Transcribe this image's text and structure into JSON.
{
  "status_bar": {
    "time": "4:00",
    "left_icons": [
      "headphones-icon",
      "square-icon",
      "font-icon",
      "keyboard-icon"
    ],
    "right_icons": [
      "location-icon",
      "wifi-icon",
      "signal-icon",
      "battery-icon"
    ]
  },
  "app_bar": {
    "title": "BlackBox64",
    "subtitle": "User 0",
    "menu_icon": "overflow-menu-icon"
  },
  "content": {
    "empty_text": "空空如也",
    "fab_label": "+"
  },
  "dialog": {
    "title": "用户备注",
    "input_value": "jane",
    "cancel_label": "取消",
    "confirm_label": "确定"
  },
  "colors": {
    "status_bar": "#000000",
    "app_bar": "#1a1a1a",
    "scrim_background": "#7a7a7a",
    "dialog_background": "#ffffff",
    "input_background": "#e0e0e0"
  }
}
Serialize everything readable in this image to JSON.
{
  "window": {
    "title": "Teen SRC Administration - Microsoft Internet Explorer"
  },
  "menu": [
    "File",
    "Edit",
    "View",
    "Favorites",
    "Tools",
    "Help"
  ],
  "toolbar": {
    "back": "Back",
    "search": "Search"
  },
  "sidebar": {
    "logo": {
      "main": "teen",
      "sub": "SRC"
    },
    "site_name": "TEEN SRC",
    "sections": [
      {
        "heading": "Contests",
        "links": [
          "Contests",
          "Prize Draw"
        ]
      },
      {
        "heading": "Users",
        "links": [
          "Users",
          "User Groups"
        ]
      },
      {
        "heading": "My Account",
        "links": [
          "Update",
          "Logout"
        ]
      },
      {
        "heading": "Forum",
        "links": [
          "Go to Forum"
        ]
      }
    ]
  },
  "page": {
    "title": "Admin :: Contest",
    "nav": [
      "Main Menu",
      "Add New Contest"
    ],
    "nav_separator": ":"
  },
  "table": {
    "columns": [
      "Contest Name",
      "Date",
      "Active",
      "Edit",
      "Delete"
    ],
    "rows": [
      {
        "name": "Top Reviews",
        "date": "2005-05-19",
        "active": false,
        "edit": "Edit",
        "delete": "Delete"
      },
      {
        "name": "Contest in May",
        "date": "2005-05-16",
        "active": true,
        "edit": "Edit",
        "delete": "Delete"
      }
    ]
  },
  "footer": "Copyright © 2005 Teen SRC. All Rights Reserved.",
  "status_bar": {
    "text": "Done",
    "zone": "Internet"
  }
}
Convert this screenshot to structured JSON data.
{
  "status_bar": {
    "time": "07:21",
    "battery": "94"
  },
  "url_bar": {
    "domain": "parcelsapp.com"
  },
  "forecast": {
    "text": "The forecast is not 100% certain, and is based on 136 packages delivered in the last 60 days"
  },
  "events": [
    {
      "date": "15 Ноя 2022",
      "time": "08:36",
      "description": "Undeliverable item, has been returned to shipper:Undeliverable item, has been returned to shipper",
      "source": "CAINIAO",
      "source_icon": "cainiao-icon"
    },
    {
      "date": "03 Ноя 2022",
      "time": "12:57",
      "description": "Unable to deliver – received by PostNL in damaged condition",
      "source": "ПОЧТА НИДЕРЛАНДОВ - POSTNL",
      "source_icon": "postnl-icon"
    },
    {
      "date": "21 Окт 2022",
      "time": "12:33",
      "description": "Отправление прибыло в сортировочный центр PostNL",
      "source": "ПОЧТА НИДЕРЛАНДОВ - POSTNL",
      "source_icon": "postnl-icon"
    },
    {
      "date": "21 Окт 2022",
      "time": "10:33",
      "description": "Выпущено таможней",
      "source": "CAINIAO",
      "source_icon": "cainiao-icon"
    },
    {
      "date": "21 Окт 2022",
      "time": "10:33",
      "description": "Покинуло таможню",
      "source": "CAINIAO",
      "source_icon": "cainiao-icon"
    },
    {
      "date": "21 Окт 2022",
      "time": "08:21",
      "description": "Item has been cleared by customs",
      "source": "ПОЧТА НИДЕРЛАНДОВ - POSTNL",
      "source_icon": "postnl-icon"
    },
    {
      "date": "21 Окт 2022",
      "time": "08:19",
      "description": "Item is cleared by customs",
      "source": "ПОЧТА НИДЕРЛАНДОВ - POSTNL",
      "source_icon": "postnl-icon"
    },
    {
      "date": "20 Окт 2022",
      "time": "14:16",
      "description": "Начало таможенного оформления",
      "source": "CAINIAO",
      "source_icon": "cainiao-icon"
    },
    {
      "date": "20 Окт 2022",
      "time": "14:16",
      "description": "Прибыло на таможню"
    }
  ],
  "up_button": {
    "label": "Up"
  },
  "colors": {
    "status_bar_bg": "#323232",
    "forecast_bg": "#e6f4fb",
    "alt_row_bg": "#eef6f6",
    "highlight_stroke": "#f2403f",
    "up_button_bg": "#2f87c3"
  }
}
#####
§ **Your instructions**
Tally the lines in the listing that hold "image" and report the number alone.

§ **Complete response**
2